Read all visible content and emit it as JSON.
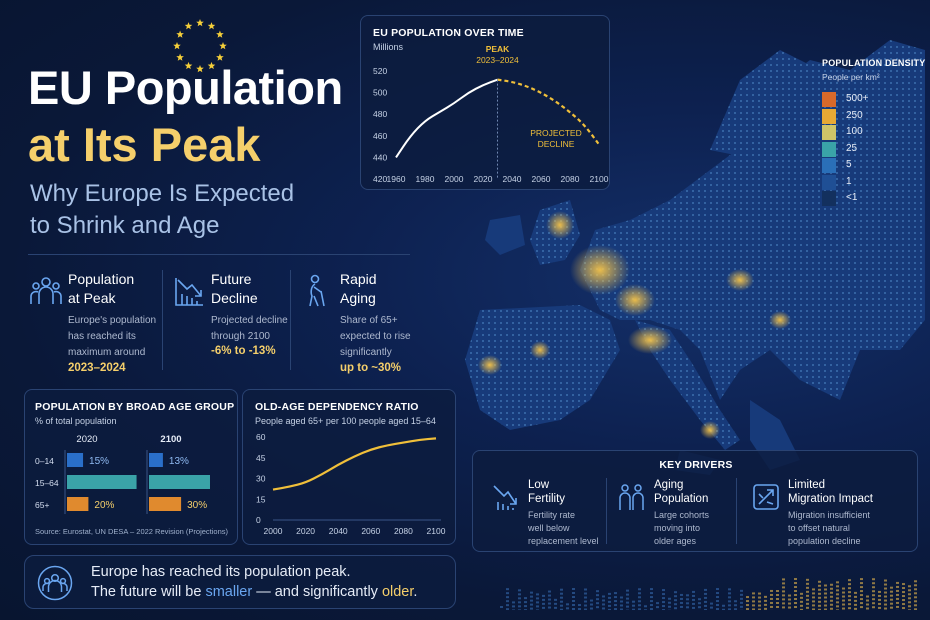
{
  "header": {
    "title_line1": "EU Population",
    "title_line2": "at Its Peak",
    "subtitle_line1": "Why Europe Is Expected",
    "subtitle_line2": "to Shrink and Age"
  },
  "stats": [
    {
      "icon": "people-group-icon",
      "title1": "Population",
      "title2": "at Peak",
      "body": [
        "Europe's population",
        "has reached its",
        "maximum around"
      ],
      "value": "2023–2024"
    },
    {
      "icon": "declining-chart-icon",
      "title1": "Future",
      "title2": "Decline",
      "body": [
        "Projected decline",
        "through 2100"
      ],
      "value": "-6% to -13%"
    },
    {
      "icon": "elderly-person-icon",
      "title1": "Rapid",
      "title2": "Aging",
      "body": [
        "Share of 65+",
        "expected to rise",
        "significantly"
      ],
      "value": "up to ~30%"
    }
  ],
  "map_legend": {
    "title": "POPULATION DENSITY",
    "subtitle": "People per km²",
    "items": [
      {
        "label": "500+",
        "color": "#d8692a"
      },
      {
        "label": "250",
        "color": "#e7a935"
      },
      {
        "label": "100",
        "color": "#cfc468"
      },
      {
        "label": "25",
        "color": "#3aa3a8"
      },
      {
        "label": "5",
        "color": "#2a6fb8"
      },
      {
        "label": "1",
        "color": "#1f4f95"
      },
      {
        "label": "<1",
        "color": "#13305e"
      }
    ]
  },
  "key_drivers": {
    "title": "KEY DRIVERS",
    "items": [
      {
        "icon": "falling-arrow-icon",
        "title1": "Low",
        "title2": "Fertility",
        "body": [
          "Fertility rate",
          "well below",
          "replacement level"
        ]
      },
      {
        "icon": "family-icon",
        "title1": "Aging",
        "title2": "Population",
        "body": [
          "Large cohorts",
          "moving into",
          "older ages"
        ]
      },
      {
        "icon": "crossing-arrows-icon",
        "title1": "Limited",
        "title2": "Migration Impact",
        "body": [
          "Migration insufficient",
          "to offset natural",
          "population decline"
        ]
      }
    ]
  },
  "footer": {
    "line1": "Europe has reached its population peak.",
    "line2_a": "The future will be ",
    "line2_b": "smaller",
    "line2_c": " — and significantly ",
    "line2_d": "older",
    "line2_e": "."
  },
  "chart_data": [
    {
      "type": "line",
      "title": "EU POPULATION OVER TIME",
      "ylabel": "Millions",
      "x": [
        1960,
        1970,
        1980,
        1990,
        2000,
        2010,
        2020,
        2030,
        2040,
        2050,
        2060,
        2070,
        2080,
        2090,
        2100
      ],
      "x_ticks": [
        1960,
        1980,
        2000,
        2020,
        2040,
        2060,
        2080,
        2100
      ],
      "y_ticks": [
        420,
        440,
        460,
        480,
        500,
        520
      ],
      "ylim": [
        420,
        520
      ],
      "series": [
        {
          "x": [
            1960,
            1970,
            1980,
            1990,
            2000,
            2010,
            2020,
            2030
          ],
          "values": [
            440,
            460,
            474,
            482,
            490,
            500,
            507,
            512
          ],
          "style": "solid",
          "color": "#ffffff"
        },
        {
          "x": [
            2030,
            2040,
            2050,
            2060,
            2070,
            2080,
            2090,
            2100
          ],
          "values": [
            512,
            510,
            506,
            500,
            492,
            482,
            470,
            452
          ],
          "style": "dashed",
          "color": "#f0bf3a"
        }
      ],
      "annotations": [
        {
          "text": "PEAK",
          "text2": "2023–2024",
          "x": 2030,
          "y": 512
        },
        {
          "text": "PROJECTED",
          "text2": "DECLINE",
          "x": 2085,
          "y": 460
        }
      ]
    },
    {
      "type": "bar",
      "title": "POPULATION BY BROAD AGE GROUP",
      "subtitle": "% of total population",
      "groups": [
        "2020",
        "2100"
      ],
      "categories": [
        "0–14",
        "15–64",
        "65+"
      ],
      "series": [
        {
          "name": "2020",
          "values": [
            15,
            65,
            20
          ],
          "labels": [
            "15%",
            "",
            "20%"
          ]
        },
        {
          "name": "2100",
          "values": [
            13,
            57,
            30
          ],
          "labels": [
            "13%",
            "",
            "30%"
          ]
        }
      ],
      "colors": [
        "#2a6fc9",
        "#3aa3a8",
        "#e08a2e"
      ],
      "source": "Source: Eurostat, UN DESA – 2022 Revision (Projections)"
    },
    {
      "type": "line",
      "title": "OLD-AGE DEPENDENCY RATIO",
      "subtitle": "People aged 65+ per 100 people aged 15–64",
      "x": [
        2000,
        2010,
        2020,
        2030,
        2040,
        2050,
        2060,
        2070,
        2080,
        2090,
        2100
      ],
      "x_ticks": [
        2000,
        2020,
        2040,
        2060,
        2080,
        2100
      ],
      "y_ticks": [
        0,
        15,
        30,
        45,
        60
      ],
      "ylim": [
        0,
        60
      ],
      "series": [
        {
          "values": [
            22,
            24,
            27,
            33,
            40,
            46,
            51,
            54,
            56,
            58,
            59
          ],
          "color": "#f0bf3a"
        }
      ]
    }
  ]
}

==================================================

Report the number of lines that include the string "Migration"; return nothing but the count.

2